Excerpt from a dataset
______
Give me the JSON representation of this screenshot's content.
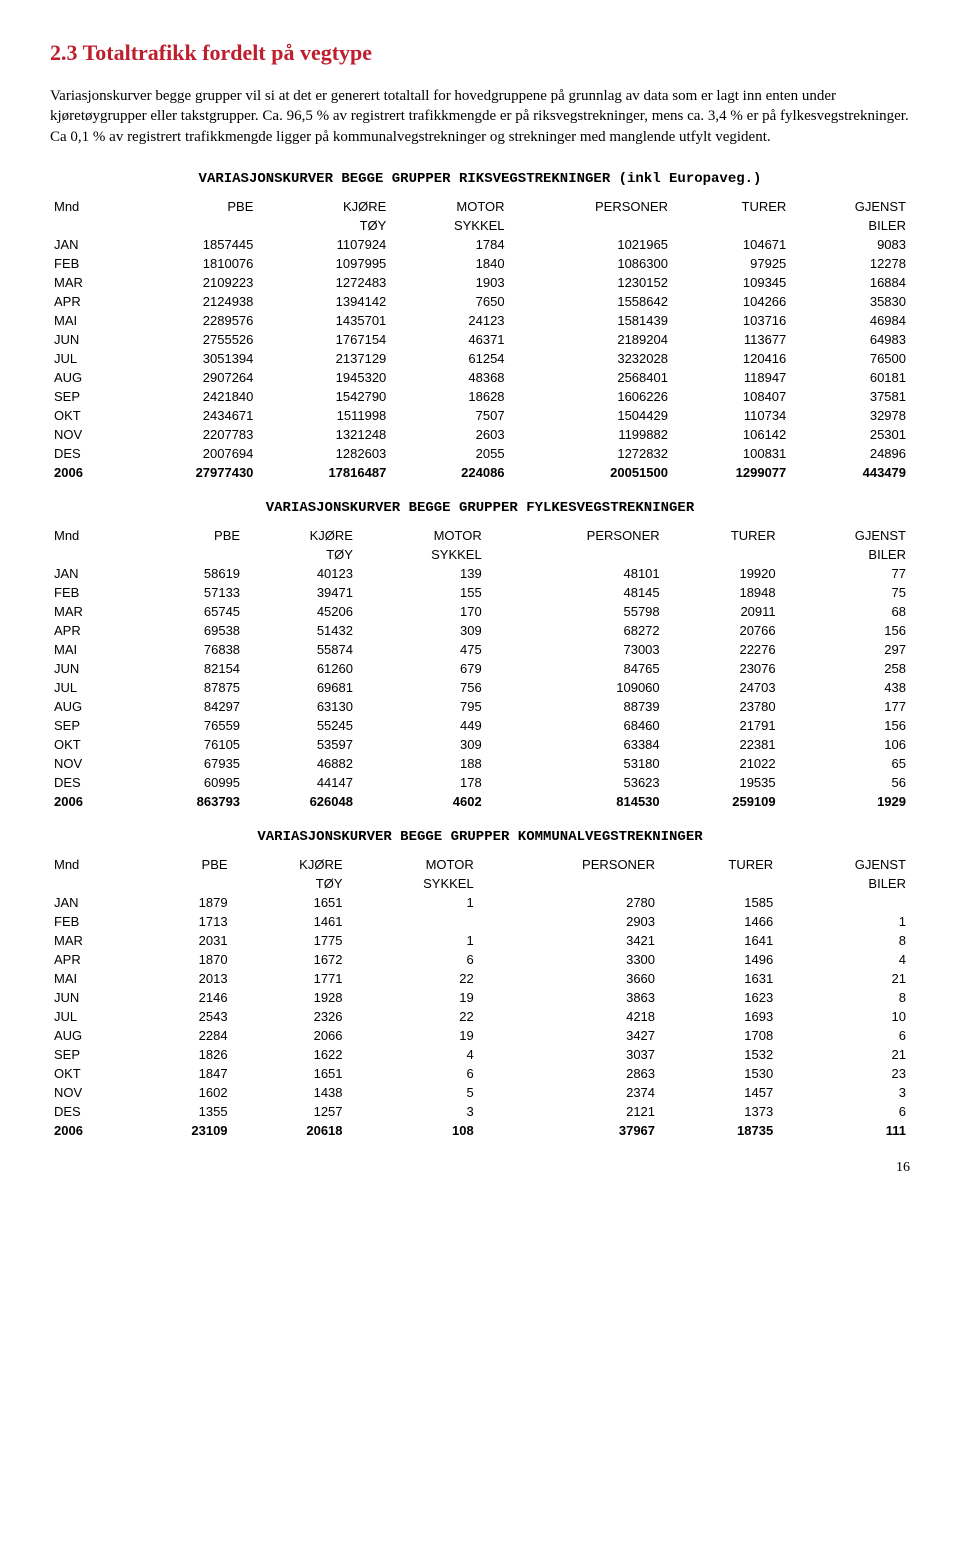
{
  "heading": "2.3 Totaltrafikk fordelt på vegtype",
  "intro": "Variasjonskurver begge grupper vil si at det er generert totaltall for hovedgruppene på grunnlag av data som er lagt inn enten under kjøretøygrupper eller takstgrupper. Ca. 96,5 % av registrert trafikkmengde er på riksvegstrekninger, mens ca. 3,4 % er på fylkesvegstrekninger. Ca 0,1 % av registrert trafikkmengde ligger på kommunalvegstrekninger og strekninger med manglende utfylt vegident.",
  "columns": [
    "Mnd",
    "PBE",
    "KJØRE",
    "MOTOR",
    "PERSONER",
    "TURER",
    "GJENST"
  ],
  "subcolumns": [
    "",
    "",
    "TØY",
    "SYKKEL",
    "",
    "",
    "BILER"
  ],
  "tables": [
    {
      "title": "VARIASJONSKURVER BEGGE GRUPPER RIKSVEGSTREKNINGER (inkl Europaveg.)",
      "rows": [
        [
          "JAN",
          "1857445",
          "1107924",
          "1784",
          "1021965",
          "104671",
          "9083"
        ],
        [
          "FEB",
          "1810076",
          "1097995",
          "1840",
          "1086300",
          "97925",
          "12278"
        ],
        [
          "MAR",
          "2109223",
          "1272483",
          "1903",
          "1230152",
          "109345",
          "16884"
        ],
        [
          "APR",
          "2124938",
          "1394142",
          "7650",
          "1558642",
          "104266",
          "35830"
        ],
        [
          "MAI",
          "2289576",
          "1435701",
          "24123",
          "1581439",
          "103716",
          "46984"
        ],
        [
          "JUN",
          "2755526",
          "1767154",
          "46371",
          "2189204",
          "113677",
          "64983"
        ],
        [
          "JUL",
          "3051394",
          "2137129",
          "61254",
          "3232028",
          "120416",
          "76500"
        ],
        [
          "AUG",
          "2907264",
          "1945320",
          "48368",
          "2568401",
          "118947",
          "60181"
        ],
        [
          "SEP",
          "2421840",
          "1542790",
          "18628",
          "1606226",
          "108407",
          "37581"
        ],
        [
          "OKT",
          "2434671",
          "1511998",
          "7507",
          "1504429",
          "110734",
          "32978"
        ],
        [
          "NOV",
          "2207783",
          "1321248",
          "2603",
          "1199882",
          "106142",
          "25301"
        ],
        [
          "DES",
          "2007694",
          "1282603",
          "2055",
          "1272832",
          "100831",
          "24896"
        ]
      ],
      "total": [
        "2006",
        "27977430",
        "17816487",
        "224086",
        "20051500",
        "1299077",
        "443479"
      ]
    },
    {
      "title": "VARIASJONSKURVER BEGGE GRUPPER FYLKESVEGSTREKNINGER",
      "rows": [
        [
          "JAN",
          "58619",
          "40123",
          "139",
          "48101",
          "19920",
          "77"
        ],
        [
          "FEB",
          "57133",
          "39471",
          "155",
          "48145",
          "18948",
          "75"
        ],
        [
          "MAR",
          "65745",
          "45206",
          "170",
          "55798",
          "20911",
          "68"
        ],
        [
          "APR",
          "69538",
          "51432",
          "309",
          "68272",
          "20766",
          "156"
        ],
        [
          "MAI",
          "76838",
          "55874",
          "475",
          "73003",
          "22276",
          "297"
        ],
        [
          "JUN",
          "82154",
          "61260",
          "679",
          "84765",
          "23076",
          "258"
        ],
        [
          "JUL",
          "87875",
          "69681",
          "756",
          "109060",
          "24703",
          "438"
        ],
        [
          "AUG",
          "84297",
          "63130",
          "795",
          "88739",
          "23780",
          "177"
        ],
        [
          "SEP",
          "76559",
          "55245",
          "449",
          "68460",
          "21791",
          "156"
        ],
        [
          "OKT",
          "76105",
          "53597",
          "309",
          "63384",
          "22381",
          "106"
        ],
        [
          "NOV",
          "67935",
          "46882",
          "188",
          "53180",
          "21022",
          "65"
        ],
        [
          "DES",
          "60995",
          "44147",
          "178",
          "53623",
          "19535",
          "56"
        ]
      ],
      "total": [
        "2006",
        "863793",
        "626048",
        "4602",
        "814530",
        "259109",
        "1929"
      ]
    },
    {
      "title": "VARIASJONSKURVER BEGGE GRUPPER KOMMUNALVEGSTREKNINGER",
      "rows": [
        [
          "JAN",
          "1879",
          "1651",
          "1",
          "2780",
          "1585",
          ""
        ],
        [
          "FEB",
          "1713",
          "1461",
          "",
          "2903",
          "1466",
          "1"
        ],
        [
          "MAR",
          "2031",
          "1775",
          "1",
          "3421",
          "1641",
          "8"
        ],
        [
          "APR",
          "1870",
          "1672",
          "6",
          "3300",
          "1496",
          "4"
        ],
        [
          "MAI",
          "2013",
          "1771",
          "22",
          "3660",
          "1631",
          "21"
        ],
        [
          "JUN",
          "2146",
          "1928",
          "19",
          "3863",
          "1623",
          "8"
        ],
        [
          "JUL",
          "2543",
          "2326",
          "22",
          "4218",
          "1693",
          "10"
        ],
        [
          "AUG",
          "2284",
          "2066",
          "19",
          "3427",
          "1708",
          "6"
        ],
        [
          "SEP",
          "1826",
          "1622",
          "4",
          "3037",
          "1532",
          "21"
        ],
        [
          "OKT",
          "1847",
          "1651",
          "6",
          "2863",
          "1530",
          "23"
        ],
        [
          "NOV",
          "1602",
          "1438",
          "5",
          "2374",
          "1457",
          "3"
        ],
        [
          "DES",
          "1355",
          "1257",
          "3",
          "2121",
          "1373",
          "6"
        ]
      ],
      "total": [
        "2006",
        "23109",
        "20618",
        "108",
        "37967",
        "18735",
        "111"
      ]
    }
  ],
  "pageNumber": "16"
}
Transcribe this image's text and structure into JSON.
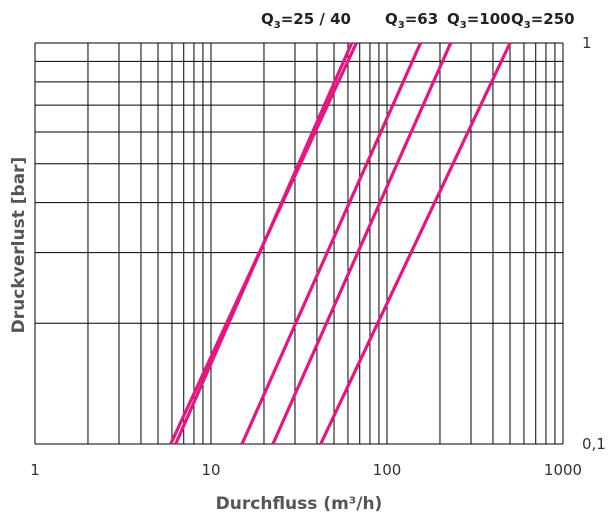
______
Your task is to gather every line with the word "title" and copy it.

      "title": "VARIASJONSKURVER BEGGE GRUPPER RIKSVEGSTREKNINGER (inkl Europaveg.)",
      "title": "VARIASJONSKURVER BEGGE GRUPPER FYLKESVEGSTREKNINGER",
      "title": "VARIASJONSKURVER BEGGE GRUPPER KOMMUNALVEGSTREKNINGER",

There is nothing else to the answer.